TEXT SHOWN:
* Start *
Okay, once again, I'm wondering how to handle space trivia in a sci-fi story (the same one as before).

In the scene, there's an ongoing dialogue (as usual) with a bunch of different people who already know this stuff, so there's little cause for one to define anything for anyone else.

How safe is it to drop terms like Heliosphere and especially heliopause without losing readers? I'm assuming most can easily look up heliosphere, but there just aren't as many references to heliopause. The dialogue puts the usages into context (i.e. ships must exit the heliosphere in order to engage their faster-than-light engines) but they don't define the actual terms themselves.

Any ideas, concerns or suggestions?

By the way, this is mainly coming up because I needed a synonym for "at the edge of the heliosphere", and not finding any, simply specified "at the heliopause".

Geek of Ages

@Crumbly Writer

Both terms are a quick google search away from understanding. If you're using well-established scientific terminology, you don't need to fret about it at all.

Consider for instance the use of geological terminology in the Broken Earth trilogy. I'd say that's a fantastic example of how to do it well.

Replies:   Crumbly Writer
Crumbly Writer

@Geek of Ages

Consider for instance the use of geological terminology in the Broken Earth trilogy. I'd say that's a fantastic example of how to do it well.
* End *
DATASET EXCERPTS:
* Start *
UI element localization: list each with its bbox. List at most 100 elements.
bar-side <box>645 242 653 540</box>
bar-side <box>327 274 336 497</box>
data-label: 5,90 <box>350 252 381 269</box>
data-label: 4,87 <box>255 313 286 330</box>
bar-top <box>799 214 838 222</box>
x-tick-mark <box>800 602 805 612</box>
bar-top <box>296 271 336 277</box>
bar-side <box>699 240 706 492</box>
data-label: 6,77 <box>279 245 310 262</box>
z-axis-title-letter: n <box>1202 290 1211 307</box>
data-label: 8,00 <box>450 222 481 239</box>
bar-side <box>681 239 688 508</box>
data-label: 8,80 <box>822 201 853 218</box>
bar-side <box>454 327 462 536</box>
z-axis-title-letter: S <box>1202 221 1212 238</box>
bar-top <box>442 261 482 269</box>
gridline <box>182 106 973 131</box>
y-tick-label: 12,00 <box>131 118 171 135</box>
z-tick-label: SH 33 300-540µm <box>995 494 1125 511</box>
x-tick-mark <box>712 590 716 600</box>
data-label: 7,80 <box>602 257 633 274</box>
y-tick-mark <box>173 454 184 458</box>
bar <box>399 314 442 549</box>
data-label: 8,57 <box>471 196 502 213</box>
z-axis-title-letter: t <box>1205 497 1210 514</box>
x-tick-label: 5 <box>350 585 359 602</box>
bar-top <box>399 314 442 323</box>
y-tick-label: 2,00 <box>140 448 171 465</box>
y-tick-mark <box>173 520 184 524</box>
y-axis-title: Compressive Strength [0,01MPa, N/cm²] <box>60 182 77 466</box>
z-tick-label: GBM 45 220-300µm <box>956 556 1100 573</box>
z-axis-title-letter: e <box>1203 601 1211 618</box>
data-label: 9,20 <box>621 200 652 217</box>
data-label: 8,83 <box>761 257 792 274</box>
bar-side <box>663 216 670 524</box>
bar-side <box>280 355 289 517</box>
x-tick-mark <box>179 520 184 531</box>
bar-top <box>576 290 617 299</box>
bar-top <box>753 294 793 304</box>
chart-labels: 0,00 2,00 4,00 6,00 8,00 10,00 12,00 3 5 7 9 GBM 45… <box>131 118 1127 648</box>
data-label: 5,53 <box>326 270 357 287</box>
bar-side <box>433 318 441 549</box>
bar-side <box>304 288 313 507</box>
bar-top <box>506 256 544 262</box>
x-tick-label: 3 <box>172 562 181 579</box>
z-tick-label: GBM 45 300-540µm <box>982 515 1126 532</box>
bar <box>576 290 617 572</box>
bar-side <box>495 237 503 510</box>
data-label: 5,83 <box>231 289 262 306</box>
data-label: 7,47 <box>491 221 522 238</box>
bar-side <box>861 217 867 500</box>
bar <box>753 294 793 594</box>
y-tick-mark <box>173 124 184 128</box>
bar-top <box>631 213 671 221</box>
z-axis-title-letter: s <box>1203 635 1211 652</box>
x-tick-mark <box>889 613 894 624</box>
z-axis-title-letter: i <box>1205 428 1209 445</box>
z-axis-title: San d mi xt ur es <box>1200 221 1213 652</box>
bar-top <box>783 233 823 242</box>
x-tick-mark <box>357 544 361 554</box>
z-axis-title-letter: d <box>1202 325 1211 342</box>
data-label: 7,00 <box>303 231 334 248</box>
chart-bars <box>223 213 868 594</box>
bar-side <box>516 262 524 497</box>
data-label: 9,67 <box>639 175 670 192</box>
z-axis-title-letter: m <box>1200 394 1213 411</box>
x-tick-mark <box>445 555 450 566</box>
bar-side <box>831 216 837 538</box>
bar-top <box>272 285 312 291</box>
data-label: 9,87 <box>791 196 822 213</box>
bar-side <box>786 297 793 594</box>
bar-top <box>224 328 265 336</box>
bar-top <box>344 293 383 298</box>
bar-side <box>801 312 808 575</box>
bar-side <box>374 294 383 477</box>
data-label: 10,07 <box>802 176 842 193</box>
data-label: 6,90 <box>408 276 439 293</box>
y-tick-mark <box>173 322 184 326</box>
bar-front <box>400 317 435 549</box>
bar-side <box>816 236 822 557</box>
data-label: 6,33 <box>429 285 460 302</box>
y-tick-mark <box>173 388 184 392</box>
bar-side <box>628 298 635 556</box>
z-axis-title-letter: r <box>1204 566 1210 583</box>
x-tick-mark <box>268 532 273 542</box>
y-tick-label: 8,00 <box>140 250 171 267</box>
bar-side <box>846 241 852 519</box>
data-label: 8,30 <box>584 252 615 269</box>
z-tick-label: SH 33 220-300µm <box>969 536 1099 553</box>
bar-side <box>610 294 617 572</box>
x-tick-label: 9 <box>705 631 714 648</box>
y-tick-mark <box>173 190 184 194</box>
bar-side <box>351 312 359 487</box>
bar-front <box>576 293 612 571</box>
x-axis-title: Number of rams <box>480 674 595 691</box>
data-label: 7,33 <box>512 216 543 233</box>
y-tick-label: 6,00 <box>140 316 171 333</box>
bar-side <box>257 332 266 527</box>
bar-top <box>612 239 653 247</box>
* End *
THE TASKS:
(a) From the forum thread about heliosphere terminology, quote the passage between "Both terms are" and "about it at all.", inclusive.
(b) In the forum thread about heliosphere terminology, the line beginning "Any ideas" asks readers for three kinds of response. List them.
(c) Carry on the forum thread about using heliosphere and heliopause in fiction, starting after its final line.

REPLIES:
(a)
Both terms are a quick google search away from understanding. If you're using well-established scientific terminology, you don't need to fret about it at all.

(b) ideas, concerns, suggestions

(c)
That's the problem, I know how to do it well. My problem, is that I've got a chaotic scene, with various people arguing while thousands of lives are at stake, so there's no time for one person to stop the ongoing dialogue and detail what they're talking about. :( It's more a question of 'can I get away with cutting corners'.

Replies:   Geek of Ages
Dominions Son

@Crumbly Writer

By the way, this is mainly coming up because I needed a synonym for "at the edge of the heliosphere", and not finding any, simply specified "at the heliopause".


Do you actually need the edge of the heliosphere or do you really need the edge of the stellar gravity well?

Would "the edge of the star system" work.

Replies:   Crumbly Writer
Crumbly Writer

@Dominions Son

Do you actually need the edge of the heliosphere or do you really need the edge of the stellar gravity well?

Would "the edge of the star system" work.

I need 'beyond the heliosphere,' as that's where ships launch into faster-than-light hyperspace (technically, they travel FTL within the solar system too, otherwise it would take years to leave, but they're traveling much slower than they do in deep space than they can within their home solar system.

However, I'd prefer using a specific term like heliopause than 'the edge of the solar system'. That just sound incredibly vague, where the heliopause or 'edge of the helisphere' is easily defined. When discussing a launch point, 'edge of the system' would leave on guessing.

Replies:   Dominions Son
REP

@Crumbly Writer

Try perimeter, boundary, or edge.

Geek of Ages

@Crumbly Writer

no time for one person to stop the ongoing dialogue and detail what they're talking about


You're fine using it. Just like how most of the geological terminology in the Broken Earth trilogy isn't explained offhand. If you really want to know what it means, you can look it up. For the few terms it's necessary to explain for plot reasons (caldera being the prominent example in the first book), then the author does it with simply a short aside that doesn't disrupt the flow of anything.

Again, your readers can always use google!

Here's a suggestion:

"We need to go to the heliopause!" The captain said. Outside of the sun's influence. That seemed risky to me.

"That's too far!" I protested.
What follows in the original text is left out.